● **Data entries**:
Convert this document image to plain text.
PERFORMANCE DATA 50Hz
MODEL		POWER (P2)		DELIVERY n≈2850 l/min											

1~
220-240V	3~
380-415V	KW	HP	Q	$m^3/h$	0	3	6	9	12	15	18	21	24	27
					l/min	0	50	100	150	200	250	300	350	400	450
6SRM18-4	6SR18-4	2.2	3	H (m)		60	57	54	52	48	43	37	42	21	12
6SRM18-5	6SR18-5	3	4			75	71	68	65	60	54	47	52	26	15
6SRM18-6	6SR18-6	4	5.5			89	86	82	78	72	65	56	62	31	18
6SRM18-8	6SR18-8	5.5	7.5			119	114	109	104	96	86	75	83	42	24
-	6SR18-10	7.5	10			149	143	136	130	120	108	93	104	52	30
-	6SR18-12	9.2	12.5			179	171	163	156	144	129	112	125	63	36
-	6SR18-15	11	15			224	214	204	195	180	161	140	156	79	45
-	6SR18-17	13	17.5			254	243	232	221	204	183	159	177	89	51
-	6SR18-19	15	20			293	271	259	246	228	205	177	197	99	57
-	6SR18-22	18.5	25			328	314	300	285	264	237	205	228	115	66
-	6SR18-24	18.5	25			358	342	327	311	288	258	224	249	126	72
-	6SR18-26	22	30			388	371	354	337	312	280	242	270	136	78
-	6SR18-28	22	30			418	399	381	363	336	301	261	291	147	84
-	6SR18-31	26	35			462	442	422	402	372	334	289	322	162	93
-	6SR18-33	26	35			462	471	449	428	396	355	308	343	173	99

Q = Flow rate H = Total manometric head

● **PROMPT**: Extract the complete set of records unchanged.

● **FULL ANSWER**:
Convert this document image to plain text.
PERFORMANCE DATA 50Hz
MODEL		POWER (P2)		DELIVERY n≈2850 l/min											

1~
220-240V	3~
380-415V	KW	HP	Q	$m^3/h$	0	3	6	9	12	15	18	21	24	27
					l/min	0	50	100	150	200	250	300	350	400	450
6SRM18-4	6SR18-4	2.2	3	H (m)		60	57	54	52	48	43	37	42	21	12
6SRM18-5	6SR18-5	3	4			75	71	68	65	60	54	47	52	26	15
6SRM18-6	6SR18-6	4	5.5			89	86	82	78	72	65	56	62	31	18
6SRM18-8	6SR18-8	5.5	7.5			119	114	109	104	96	86	75	83	42	24
-	6SR18-10	7.5	10			149	143	136	130	120	108	93	104	52	30
-	6SR18-12	9.2	12.5			179	171	163	156	144	129	112	125	63	36
-	6SR18-15	11	15			224	214	204	195	180	161	140	156	79	45
-	6SR18-17	13	17.5			254	243	232	221	204	183	159	177	89	51
-	6SR18-19	15	20			293	271	259	246	228	205	177	197	99	57
-	6SR18-22	18.5	25			328	314	300	285	264	237	205	228	115	66
-	6SR18-24	18.5	25			358	342	327	311	288	258	224	249	126	72
-	6SR18-26	22	30			388	371	354	337	312	280	242	270	136	78
-	6SR18-28	22	30			418	399	381	363	336	301	261	291	147	84
-	6SR18-31	26	35			462	442	422	402	372	334	289	322	162	93
-	6SR18-33	26	35			462	471	449	428	396	355	308	343	173	99

Q = Flow rate H = Total manometric head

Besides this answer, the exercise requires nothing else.